Available records:
--------------------------------------------------

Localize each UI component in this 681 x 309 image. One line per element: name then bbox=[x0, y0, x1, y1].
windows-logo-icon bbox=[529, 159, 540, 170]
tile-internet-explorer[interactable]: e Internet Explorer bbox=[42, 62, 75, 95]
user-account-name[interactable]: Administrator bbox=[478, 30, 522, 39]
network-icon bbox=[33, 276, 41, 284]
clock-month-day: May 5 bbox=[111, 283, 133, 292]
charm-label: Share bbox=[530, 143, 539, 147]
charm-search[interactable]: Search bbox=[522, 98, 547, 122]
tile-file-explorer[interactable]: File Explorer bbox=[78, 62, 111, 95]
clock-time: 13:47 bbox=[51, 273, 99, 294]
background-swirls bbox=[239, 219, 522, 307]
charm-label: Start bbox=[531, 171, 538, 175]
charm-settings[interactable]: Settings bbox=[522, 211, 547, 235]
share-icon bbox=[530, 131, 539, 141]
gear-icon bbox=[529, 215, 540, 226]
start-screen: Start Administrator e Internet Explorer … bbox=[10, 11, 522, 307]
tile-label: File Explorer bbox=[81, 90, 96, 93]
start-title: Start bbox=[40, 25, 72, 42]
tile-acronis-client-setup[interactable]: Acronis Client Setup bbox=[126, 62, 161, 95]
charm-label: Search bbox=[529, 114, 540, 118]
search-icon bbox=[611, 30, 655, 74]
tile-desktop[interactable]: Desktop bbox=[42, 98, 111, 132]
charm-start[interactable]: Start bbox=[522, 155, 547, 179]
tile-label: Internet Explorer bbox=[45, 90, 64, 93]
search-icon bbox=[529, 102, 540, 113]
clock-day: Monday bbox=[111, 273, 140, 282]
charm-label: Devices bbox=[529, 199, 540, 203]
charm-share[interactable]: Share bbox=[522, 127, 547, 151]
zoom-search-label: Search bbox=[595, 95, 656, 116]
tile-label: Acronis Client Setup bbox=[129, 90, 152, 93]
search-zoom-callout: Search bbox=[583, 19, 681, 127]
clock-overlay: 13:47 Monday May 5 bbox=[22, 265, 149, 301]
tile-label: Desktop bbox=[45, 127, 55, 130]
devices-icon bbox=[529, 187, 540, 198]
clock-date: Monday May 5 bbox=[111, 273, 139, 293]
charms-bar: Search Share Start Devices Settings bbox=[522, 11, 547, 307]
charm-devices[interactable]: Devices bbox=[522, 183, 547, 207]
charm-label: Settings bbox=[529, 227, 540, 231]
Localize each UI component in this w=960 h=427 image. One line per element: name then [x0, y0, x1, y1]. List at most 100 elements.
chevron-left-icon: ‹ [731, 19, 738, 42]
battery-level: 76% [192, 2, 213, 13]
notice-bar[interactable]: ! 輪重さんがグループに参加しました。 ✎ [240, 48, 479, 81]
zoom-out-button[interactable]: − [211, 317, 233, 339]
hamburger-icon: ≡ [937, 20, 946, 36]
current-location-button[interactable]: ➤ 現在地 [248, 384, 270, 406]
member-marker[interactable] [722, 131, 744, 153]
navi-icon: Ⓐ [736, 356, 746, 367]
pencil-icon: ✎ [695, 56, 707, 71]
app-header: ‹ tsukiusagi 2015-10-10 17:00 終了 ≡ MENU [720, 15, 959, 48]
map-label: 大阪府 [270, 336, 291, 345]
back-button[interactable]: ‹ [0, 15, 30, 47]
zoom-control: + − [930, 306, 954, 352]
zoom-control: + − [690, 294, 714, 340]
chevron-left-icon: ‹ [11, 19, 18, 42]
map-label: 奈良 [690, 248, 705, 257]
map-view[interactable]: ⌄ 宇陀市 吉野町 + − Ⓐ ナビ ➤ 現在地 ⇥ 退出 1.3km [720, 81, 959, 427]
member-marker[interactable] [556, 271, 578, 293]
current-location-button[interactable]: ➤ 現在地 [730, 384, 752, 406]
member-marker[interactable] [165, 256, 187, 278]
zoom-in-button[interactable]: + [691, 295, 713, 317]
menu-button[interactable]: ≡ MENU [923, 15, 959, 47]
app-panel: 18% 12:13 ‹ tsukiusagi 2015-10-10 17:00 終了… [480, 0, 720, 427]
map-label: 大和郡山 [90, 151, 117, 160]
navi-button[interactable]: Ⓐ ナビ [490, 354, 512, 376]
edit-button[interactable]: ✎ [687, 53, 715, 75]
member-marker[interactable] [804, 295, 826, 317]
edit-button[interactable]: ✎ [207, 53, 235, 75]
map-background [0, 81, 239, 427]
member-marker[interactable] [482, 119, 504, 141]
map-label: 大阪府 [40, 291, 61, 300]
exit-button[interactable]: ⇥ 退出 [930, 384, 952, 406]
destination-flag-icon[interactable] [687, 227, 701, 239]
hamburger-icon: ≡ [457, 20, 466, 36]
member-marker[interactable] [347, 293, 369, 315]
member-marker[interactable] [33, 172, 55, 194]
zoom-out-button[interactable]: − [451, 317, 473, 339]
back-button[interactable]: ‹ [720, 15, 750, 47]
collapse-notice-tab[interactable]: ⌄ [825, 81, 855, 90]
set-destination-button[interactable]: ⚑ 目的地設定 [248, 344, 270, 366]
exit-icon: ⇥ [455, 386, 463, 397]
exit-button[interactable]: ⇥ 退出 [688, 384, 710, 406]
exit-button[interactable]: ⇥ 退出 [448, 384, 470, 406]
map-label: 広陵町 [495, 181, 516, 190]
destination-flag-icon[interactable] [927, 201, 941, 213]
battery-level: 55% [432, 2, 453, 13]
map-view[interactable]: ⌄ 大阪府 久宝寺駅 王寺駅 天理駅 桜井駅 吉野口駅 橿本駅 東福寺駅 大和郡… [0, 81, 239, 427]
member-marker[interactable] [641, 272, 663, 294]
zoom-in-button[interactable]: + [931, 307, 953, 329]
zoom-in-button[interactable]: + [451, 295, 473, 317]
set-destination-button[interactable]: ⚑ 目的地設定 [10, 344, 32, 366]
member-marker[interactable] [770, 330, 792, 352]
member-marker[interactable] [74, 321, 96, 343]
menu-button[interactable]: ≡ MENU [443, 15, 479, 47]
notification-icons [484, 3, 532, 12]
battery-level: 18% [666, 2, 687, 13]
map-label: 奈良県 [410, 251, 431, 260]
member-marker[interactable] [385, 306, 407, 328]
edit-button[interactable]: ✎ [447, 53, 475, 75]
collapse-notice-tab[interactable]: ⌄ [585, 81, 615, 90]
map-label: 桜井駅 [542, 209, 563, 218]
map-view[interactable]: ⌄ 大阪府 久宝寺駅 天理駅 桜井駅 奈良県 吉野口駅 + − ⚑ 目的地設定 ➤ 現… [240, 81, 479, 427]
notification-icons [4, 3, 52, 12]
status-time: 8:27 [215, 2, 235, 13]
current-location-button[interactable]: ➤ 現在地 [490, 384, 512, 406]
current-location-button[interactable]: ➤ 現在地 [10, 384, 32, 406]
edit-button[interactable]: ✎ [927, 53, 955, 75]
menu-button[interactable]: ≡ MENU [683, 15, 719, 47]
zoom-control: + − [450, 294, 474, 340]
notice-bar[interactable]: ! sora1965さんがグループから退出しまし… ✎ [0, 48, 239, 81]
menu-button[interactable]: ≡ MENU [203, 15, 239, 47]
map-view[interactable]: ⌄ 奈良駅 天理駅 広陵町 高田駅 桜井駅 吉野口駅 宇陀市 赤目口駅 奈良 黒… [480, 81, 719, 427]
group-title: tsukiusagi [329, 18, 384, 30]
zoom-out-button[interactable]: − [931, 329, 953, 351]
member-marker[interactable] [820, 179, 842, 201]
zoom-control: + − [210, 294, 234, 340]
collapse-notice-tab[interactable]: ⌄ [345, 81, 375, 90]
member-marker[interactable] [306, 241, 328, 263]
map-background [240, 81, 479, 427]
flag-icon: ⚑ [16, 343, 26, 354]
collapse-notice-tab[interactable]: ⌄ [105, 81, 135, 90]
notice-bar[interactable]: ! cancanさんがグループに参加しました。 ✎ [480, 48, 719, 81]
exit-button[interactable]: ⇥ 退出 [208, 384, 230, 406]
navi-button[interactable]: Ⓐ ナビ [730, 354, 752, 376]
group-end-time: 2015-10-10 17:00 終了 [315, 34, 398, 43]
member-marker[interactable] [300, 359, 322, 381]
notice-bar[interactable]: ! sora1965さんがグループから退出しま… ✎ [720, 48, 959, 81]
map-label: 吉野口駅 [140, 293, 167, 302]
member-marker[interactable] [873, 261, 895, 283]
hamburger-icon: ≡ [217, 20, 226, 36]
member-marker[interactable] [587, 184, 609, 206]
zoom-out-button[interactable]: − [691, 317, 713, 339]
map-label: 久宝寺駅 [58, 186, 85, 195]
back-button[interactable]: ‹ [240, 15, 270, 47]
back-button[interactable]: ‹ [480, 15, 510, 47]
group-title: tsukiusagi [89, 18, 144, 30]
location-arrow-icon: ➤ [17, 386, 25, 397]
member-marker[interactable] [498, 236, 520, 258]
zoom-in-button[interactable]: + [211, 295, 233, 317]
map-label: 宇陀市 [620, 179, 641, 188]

--------------------------------------------------

Problem to work on: Copy the lines character for character, starting at the very first line and ending at the line that contains "charm-label: Settings bbox=[529, 227, 540, 231]". Include both of those lines.

Result of the task:
Localize each UI component in this 681 x 309 image. One line per element: name then bbox=[x0, y0, x1, y1].
windows-logo-icon bbox=[529, 159, 540, 170]
tile-internet-explorer[interactable]: e Internet Explorer bbox=[42, 62, 75, 95]
user-account-name[interactable]: Administrator bbox=[478, 30, 522, 39]
network-icon bbox=[33, 276, 41, 284]
clock-month-day: May 5 bbox=[111, 283, 133, 292]
charm-label: Share bbox=[530, 143, 539, 147]
charm-search[interactable]: Search bbox=[522, 98, 547, 122]
tile-file-explorer[interactable]: File Explorer bbox=[78, 62, 111, 95]
clock-time: 13:47 bbox=[51, 273, 99, 294]
background-swirls bbox=[239, 219, 522, 307]
charm-label: Start bbox=[531, 171, 538, 175]
charm-settings[interactable]: Settings bbox=[522, 211, 547, 235]
share-icon bbox=[530, 131, 539, 141]
gear-icon bbox=[529, 215, 540, 226]
start-screen: Start Administrator e Internet Explorer … bbox=[10, 11, 522, 307]
tile-label: File Explorer bbox=[81, 90, 96, 93]
start-title: Start bbox=[40, 25, 72, 42]
tile-acronis-client-setup[interactable]: Acronis Client Setup bbox=[126, 62, 161, 95]
charm-label: Search bbox=[529, 114, 540, 118]
search-icon bbox=[611, 30, 655, 74]
tile-desktop[interactable]: Desktop bbox=[42, 98, 111, 132]
charm-start[interactable]: Start bbox=[522, 155, 547, 179]
tile-label: Internet Explorer bbox=[45, 90, 64, 93]
search-icon bbox=[529, 102, 540, 113]
clock-day: Monday bbox=[111, 273, 140, 282]
charm-label: Devices bbox=[529, 199, 540, 203]
charm-share[interactable]: Share bbox=[522, 127, 547, 151]
zoom-search-label: Search bbox=[595, 95, 656, 116]
tile-label: Acronis Client Setup bbox=[129, 90, 152, 93]
search-zoom-callout: Search bbox=[583, 19, 681, 127]
clock-overlay: 13:47 Monday May 5 bbox=[22, 265, 149, 301]
tile-label: Desktop bbox=[45, 127, 55, 130]
devices-icon bbox=[529, 187, 540, 198]
clock-date: Monday May 5 bbox=[111, 273, 139, 293]
charms-bar: Search Share Start Devices Settings bbox=[522, 11, 547, 307]
charm-devices[interactable]: Devices bbox=[522, 183, 547, 207]
charm-label: Settings bbox=[529, 227, 540, 231]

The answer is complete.